• _Short exercise_: Print the entries verbatim, leaving out the images they contain.

• _Records shown_:
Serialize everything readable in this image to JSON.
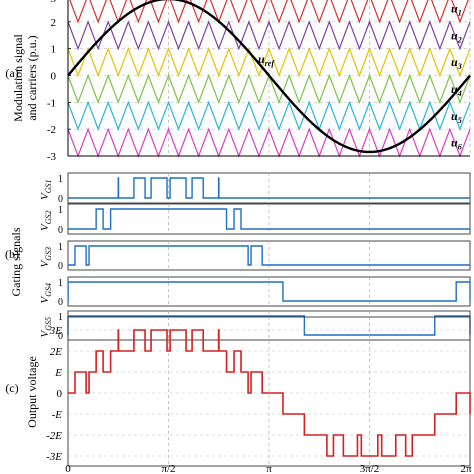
{
  "colors": {
    "carriers": [
      "#d32f2f",
      "#7b3fa0",
      "#e6c200",
      "#7cc34a",
      "#28b5d6",
      "#d63fc2"
    ],
    "reference": "#000000",
    "gating": "#1f6fc2",
    "output": "#d42020",
    "grid": "#b9b9b9"
  },
  "panel_labels": [
    "(a)",
    "(b)",
    "(c)"
  ],
  "chart_data": [
    {
      "type": "line",
      "name_label": "(a)",
      "ylabel": [
        "Modulation signal",
        "and carriers (p.u.)"
      ],
      "yticks": [
        "3",
        "2",
        "1",
        "0",
        "-1",
        "-2",
        "-3"
      ],
      "ylim": [
        -3,
        3
      ],
      "xlim": [
        0,
        6.2832
      ],
      "carrier_cycles": 20,
      "carriers": [
        {
          "label": "u",
          "sub": "1",
          "band": [
            2,
            3
          ]
        },
        {
          "label": "u",
          "sub": "2",
          "band": [
            1,
            2
          ]
        },
        {
          "label": "u",
          "sub": "3",
          "band": [
            0,
            1
          ]
        },
        {
          "label": "u",
          "sub": "4",
          "band": [
            -1,
            0
          ]
        },
        {
          "label": "u",
          "sub": "5",
          "band": [
            -2,
            -1
          ]
        },
        {
          "label": "u",
          "sub": "6",
          "band": [
            -3,
            -2
          ]
        }
      ],
      "reference": {
        "label": "u",
        "sub": "ref",
        "amplitude": 2.85,
        "shape": "sine"
      }
    },
    {
      "type": "line",
      "name_label": "(b)",
      "ylabel": "Gating signals",
      "yticks": [
        "1",
        "0"
      ],
      "signals": [
        {
          "label": "V",
          "sub": "GS1",
          "threshold": 2
        },
        {
          "label": "V",
          "sub": "GS2",
          "threshold": 1
        },
        {
          "label": "V",
          "sub": "GS3",
          "threshold": 0
        },
        {
          "label": "V",
          "sub": "GS4",
          "threshold": -1
        },
        {
          "label": "V",
          "sub": "GS5",
          "threshold": -2
        }
      ]
    },
    {
      "type": "line",
      "name_label": "(c)",
      "ylabel": "Output voltage",
      "yticks": [
        "3E",
        "2E",
        "E",
        "0",
        "-E",
        "-2E",
        "-3E"
      ],
      "ylim": [
        -3,
        3
      ],
      "xticks": [
        "0",
        "π/2",
        "π",
        "3π/2",
        "2π"
      ],
      "xlim": [
        0,
        6.2832
      ]
    }
  ]
}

• _The response_:
Serialize everything readable in this image to JSON.
{
  "colors": {
    "carriers": [
      "#d32f2f",
      "#7b3fa0",
      "#e6c200",
      "#7cc34a",
      "#28b5d6",
      "#d63fc2"
    ],
    "reference": "#000000",
    "gating": "#1f6fc2",
    "output": "#d42020",
    "grid": "#b9b9b9"
  },
  "panel_labels": [
    "(a)",
    "(b)",
    "(c)"
  ],
  "chart_data": [
    {
      "type": "line",
      "name_label": "(a)",
      "ylabel": [
        "Modulation signal",
        "and carriers (p.u.)"
      ],
      "yticks": [
        "3",
        "2",
        "1",
        "0",
        "-1",
        "-2",
        "-3"
      ],
      "ylim": [
        -3,
        3
      ],
      "xlim": [
        0,
        6.2832
      ],
      "carrier_cycles": 20,
      "carriers": [
        {
          "label": "u",
          "sub": "1",
          "band": [
            2,
            3
          ]
        },
        {
          "label": "u",
          "sub": "2",
          "band": [
            1,
            2
          ]
        },
        {
          "label": "u",
          "sub": "3",
          "band": [
            0,
            1
          ]
        },
        {
          "label": "u",
          "sub": "4",
          "band": [
            -1,
            0
          ]
        },
        {
          "label": "u",
          "sub": "5",
          "band": [
            -2,
            -1
          ]
        },
        {
          "label": "u",
          "sub": "6",
          "band": [
            -3,
            -2
          ]
        }
      ],
      "reference": {
        "label": "u",
        "sub": "ref",
        "amplitude": 2.85,
        "shape": "sine"
      }
    },
    {
      "type": "line",
      "name_label": "(b)",
      "ylabel": "Gating signals",
      "yticks": [
        "1",
        "0"
      ],
      "signals": [
        {
          "label": "V",
          "sub": "GS1",
          "threshold": 2
        },
        {
          "label": "V",
          "sub": "GS2",
          "threshold": 1
        },
        {
          "label": "V",
          "sub": "GS3",
          "threshold": 0
        },
        {
          "label": "V",
          "sub": "GS4",
          "threshold": -1
        },
        {
          "label": "V",
          "sub": "GS5",
          "threshold": -2
        }
      ]
    },
    {
      "type": "line",
      "name_label": "(c)",
      "ylabel": "Output voltage",
      "yticks": [
        "3E",
        "2E",
        "E",
        "0",
        "-E",
        "-2E",
        "-3E"
      ],
      "ylim": [
        -3,
        3
      ],
      "xticks": [
        "0",
        "π/2",
        "π",
        "3π/2",
        "2π"
      ],
      "xlim": [
        0,
        6.2832
      ]
    }
  ]
}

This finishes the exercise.